ITEMS =
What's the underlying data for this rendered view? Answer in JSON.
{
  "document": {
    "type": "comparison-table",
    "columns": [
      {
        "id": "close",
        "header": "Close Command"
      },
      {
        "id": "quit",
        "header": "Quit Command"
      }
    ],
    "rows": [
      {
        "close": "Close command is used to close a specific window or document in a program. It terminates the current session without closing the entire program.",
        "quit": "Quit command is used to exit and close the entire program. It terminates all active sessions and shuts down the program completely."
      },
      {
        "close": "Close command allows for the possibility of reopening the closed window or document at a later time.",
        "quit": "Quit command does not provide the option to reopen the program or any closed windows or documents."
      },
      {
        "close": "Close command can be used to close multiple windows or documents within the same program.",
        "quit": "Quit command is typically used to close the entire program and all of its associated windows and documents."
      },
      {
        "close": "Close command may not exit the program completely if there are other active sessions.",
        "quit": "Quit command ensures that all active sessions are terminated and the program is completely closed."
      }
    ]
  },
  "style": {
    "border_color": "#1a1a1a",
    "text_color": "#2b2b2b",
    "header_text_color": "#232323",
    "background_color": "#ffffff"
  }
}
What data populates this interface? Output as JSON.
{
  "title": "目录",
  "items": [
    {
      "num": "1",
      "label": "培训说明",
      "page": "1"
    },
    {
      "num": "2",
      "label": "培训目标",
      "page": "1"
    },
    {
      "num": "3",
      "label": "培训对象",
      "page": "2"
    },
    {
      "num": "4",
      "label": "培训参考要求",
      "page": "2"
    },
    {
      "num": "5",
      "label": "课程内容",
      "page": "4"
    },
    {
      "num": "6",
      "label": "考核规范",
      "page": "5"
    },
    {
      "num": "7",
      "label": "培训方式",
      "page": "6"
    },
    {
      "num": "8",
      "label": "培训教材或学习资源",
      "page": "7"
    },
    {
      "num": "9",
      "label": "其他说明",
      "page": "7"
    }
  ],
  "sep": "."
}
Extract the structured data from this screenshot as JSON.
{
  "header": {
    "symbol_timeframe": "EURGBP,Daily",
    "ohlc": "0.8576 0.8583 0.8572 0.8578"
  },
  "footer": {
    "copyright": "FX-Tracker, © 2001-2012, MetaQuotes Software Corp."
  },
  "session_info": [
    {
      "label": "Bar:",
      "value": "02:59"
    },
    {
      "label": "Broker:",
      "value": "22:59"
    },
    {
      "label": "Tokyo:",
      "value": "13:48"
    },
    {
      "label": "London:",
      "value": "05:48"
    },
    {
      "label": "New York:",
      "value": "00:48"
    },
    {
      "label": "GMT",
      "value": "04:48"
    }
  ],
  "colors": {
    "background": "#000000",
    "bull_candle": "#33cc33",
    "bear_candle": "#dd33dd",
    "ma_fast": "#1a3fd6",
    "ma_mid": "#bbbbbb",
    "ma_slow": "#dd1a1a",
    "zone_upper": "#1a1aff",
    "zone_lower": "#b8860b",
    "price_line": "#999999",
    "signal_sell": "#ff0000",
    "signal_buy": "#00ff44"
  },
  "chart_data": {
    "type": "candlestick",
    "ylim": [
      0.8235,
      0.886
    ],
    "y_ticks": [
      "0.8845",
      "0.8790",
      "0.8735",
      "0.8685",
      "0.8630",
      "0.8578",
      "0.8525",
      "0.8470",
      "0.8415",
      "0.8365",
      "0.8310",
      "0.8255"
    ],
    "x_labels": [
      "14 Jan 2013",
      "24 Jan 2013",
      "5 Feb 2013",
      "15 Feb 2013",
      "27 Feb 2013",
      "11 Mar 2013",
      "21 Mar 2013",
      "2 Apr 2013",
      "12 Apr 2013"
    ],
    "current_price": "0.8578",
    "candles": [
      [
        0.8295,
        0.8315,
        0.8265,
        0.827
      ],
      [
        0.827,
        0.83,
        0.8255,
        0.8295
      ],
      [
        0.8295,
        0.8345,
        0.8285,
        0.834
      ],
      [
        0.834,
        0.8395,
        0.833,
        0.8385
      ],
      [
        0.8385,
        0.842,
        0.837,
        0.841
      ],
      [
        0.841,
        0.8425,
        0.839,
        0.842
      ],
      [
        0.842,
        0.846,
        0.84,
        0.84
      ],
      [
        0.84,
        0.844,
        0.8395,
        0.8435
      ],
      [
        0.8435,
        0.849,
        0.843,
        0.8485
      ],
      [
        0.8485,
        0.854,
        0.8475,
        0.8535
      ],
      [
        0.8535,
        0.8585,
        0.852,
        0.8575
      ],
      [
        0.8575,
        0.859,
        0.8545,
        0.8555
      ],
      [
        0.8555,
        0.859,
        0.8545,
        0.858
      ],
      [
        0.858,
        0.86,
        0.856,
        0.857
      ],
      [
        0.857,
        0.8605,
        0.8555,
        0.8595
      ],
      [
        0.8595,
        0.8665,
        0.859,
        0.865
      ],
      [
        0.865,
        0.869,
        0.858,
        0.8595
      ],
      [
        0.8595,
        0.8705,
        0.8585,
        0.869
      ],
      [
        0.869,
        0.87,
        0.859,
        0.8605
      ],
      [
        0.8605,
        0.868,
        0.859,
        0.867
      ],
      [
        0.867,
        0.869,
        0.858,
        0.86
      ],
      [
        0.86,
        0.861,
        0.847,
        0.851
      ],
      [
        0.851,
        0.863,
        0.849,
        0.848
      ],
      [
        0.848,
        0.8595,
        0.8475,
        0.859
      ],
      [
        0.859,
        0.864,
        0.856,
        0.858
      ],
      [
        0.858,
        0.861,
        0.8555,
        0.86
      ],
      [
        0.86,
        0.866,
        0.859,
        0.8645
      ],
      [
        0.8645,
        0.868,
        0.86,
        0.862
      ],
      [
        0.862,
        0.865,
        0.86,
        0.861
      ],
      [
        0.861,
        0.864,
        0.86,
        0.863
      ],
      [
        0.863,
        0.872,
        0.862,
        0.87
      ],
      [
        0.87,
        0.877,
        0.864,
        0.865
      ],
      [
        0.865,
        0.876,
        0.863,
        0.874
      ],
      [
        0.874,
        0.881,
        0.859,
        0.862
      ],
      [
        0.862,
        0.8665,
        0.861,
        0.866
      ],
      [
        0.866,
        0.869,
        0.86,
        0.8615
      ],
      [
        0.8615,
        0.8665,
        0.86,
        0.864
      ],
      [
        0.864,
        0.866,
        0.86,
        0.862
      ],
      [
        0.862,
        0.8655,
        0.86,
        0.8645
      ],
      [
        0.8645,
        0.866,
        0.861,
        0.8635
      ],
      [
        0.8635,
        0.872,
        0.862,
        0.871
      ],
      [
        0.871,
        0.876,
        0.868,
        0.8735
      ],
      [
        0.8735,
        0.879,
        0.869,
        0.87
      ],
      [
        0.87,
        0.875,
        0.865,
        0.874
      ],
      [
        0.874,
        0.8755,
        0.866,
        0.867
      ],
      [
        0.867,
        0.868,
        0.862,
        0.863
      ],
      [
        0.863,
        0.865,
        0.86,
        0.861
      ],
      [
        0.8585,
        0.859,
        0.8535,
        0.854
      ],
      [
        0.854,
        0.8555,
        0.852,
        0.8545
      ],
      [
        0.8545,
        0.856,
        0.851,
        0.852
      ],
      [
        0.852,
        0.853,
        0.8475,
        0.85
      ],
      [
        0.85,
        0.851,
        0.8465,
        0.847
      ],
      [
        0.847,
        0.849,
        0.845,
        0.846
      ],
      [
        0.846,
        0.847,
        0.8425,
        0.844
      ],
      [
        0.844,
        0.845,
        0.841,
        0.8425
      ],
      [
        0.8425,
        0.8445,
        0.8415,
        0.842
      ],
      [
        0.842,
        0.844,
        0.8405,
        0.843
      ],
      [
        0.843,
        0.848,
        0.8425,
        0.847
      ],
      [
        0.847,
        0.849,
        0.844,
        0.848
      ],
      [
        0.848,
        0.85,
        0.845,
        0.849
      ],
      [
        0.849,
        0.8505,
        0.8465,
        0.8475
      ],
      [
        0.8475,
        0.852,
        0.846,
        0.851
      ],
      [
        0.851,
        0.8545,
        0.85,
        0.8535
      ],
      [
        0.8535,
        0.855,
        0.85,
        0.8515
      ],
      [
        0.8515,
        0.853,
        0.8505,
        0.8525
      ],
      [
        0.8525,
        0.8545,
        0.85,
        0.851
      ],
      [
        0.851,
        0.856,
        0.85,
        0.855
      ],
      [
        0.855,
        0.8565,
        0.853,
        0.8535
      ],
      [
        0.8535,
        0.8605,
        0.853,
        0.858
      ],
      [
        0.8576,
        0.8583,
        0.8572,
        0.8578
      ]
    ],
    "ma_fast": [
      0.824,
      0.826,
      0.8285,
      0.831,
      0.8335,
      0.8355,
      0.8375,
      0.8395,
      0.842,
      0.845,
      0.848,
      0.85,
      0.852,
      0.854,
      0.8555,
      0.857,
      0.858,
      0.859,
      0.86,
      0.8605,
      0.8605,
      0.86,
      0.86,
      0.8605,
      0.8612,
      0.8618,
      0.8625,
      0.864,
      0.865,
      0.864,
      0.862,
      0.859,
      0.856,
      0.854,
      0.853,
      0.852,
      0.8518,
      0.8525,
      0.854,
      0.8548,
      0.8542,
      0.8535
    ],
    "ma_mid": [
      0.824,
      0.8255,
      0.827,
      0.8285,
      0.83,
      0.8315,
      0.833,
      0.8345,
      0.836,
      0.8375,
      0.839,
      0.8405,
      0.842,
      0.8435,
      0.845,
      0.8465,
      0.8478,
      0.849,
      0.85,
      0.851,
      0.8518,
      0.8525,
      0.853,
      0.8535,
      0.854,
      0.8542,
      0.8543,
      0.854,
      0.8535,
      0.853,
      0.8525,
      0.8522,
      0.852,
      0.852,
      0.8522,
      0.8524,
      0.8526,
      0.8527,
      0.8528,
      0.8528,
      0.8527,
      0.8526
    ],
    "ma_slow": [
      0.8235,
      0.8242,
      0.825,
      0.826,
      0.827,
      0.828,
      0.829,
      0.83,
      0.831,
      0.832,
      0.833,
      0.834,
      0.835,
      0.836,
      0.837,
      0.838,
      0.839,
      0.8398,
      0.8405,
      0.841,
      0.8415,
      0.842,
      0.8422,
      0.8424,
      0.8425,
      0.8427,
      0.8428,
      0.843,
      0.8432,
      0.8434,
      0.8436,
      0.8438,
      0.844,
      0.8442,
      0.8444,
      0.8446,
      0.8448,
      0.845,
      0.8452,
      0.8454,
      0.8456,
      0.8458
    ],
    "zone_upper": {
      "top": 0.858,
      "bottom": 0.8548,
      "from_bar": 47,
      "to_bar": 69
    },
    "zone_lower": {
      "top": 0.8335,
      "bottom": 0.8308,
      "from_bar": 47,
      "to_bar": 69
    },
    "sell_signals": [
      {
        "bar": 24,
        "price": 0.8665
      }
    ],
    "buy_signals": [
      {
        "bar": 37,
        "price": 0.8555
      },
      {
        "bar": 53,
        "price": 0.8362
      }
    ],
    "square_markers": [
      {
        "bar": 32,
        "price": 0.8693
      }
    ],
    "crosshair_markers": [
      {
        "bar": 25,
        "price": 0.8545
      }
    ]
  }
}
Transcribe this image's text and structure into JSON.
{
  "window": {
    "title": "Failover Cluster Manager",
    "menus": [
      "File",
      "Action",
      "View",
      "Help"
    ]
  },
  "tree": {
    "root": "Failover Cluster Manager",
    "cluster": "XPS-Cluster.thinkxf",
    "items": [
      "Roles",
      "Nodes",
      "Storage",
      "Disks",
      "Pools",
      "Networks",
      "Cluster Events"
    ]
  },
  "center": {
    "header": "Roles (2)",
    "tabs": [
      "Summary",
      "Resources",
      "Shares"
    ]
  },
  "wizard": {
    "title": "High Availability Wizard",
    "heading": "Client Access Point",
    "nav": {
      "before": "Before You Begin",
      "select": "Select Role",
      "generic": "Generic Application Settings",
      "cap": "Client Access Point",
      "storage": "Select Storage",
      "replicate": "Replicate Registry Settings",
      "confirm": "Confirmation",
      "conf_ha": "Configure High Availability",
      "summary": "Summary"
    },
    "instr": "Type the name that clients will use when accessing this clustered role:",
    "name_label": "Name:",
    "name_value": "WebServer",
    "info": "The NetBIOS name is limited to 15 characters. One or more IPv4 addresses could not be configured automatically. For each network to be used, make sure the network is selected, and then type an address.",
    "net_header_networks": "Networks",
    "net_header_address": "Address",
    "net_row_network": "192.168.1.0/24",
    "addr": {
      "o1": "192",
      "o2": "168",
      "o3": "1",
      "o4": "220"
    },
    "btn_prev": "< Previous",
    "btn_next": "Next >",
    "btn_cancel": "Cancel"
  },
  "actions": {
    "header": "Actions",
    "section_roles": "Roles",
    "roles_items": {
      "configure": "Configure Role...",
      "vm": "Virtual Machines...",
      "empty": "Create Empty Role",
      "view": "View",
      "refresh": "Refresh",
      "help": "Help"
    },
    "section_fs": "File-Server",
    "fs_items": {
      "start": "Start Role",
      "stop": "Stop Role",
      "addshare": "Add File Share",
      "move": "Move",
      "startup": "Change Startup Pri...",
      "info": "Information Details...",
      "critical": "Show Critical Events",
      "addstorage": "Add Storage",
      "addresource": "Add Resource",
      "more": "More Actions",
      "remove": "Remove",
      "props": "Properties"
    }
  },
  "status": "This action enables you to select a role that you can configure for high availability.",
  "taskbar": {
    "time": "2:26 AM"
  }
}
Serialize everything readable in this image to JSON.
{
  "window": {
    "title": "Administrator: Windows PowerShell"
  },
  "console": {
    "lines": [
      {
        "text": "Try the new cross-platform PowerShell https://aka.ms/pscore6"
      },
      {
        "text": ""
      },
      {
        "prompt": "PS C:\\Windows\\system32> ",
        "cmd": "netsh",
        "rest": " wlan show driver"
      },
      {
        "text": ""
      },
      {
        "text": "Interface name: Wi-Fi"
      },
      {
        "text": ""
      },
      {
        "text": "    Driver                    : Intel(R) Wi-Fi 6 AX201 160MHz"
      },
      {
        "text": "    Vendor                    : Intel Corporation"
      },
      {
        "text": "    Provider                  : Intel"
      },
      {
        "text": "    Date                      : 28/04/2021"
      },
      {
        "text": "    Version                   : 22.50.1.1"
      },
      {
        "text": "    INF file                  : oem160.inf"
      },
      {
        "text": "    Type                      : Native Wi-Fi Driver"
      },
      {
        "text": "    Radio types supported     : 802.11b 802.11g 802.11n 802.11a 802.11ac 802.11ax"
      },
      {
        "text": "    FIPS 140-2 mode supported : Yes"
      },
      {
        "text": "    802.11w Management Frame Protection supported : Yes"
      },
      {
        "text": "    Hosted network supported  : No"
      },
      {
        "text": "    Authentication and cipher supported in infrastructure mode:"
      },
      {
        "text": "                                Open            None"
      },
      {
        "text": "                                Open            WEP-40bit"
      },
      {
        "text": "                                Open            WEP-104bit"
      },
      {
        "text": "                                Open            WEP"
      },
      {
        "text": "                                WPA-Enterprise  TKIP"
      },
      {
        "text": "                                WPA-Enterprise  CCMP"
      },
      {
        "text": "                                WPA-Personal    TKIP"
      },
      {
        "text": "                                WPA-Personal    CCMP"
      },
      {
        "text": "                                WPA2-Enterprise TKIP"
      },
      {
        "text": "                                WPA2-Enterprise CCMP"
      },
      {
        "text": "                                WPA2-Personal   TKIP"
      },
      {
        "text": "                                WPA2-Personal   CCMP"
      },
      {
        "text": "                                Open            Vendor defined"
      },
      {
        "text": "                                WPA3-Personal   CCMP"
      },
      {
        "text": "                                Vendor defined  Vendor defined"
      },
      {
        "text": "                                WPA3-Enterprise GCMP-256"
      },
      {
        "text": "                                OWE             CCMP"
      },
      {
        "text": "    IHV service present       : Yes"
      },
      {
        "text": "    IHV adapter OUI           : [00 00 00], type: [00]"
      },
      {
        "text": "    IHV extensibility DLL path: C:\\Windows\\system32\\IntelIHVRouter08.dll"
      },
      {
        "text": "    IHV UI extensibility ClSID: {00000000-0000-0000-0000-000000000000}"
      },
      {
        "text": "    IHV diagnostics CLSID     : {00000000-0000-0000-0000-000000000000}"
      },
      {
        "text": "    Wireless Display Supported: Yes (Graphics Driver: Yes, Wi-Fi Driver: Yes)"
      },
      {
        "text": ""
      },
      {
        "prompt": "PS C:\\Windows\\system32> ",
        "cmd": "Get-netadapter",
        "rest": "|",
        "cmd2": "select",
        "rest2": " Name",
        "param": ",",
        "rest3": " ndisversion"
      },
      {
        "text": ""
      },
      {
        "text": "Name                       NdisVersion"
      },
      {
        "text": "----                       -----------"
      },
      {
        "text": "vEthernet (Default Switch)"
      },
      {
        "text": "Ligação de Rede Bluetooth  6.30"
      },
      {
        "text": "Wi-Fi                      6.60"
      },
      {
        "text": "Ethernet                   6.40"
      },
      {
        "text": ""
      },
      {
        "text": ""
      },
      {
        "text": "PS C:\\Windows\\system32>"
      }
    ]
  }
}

EXERCISE DETAILS =
Check every line of the entries above for the word "closed" and report how many lines contain it, giving the number only.

REPLY TO THE TASK =
3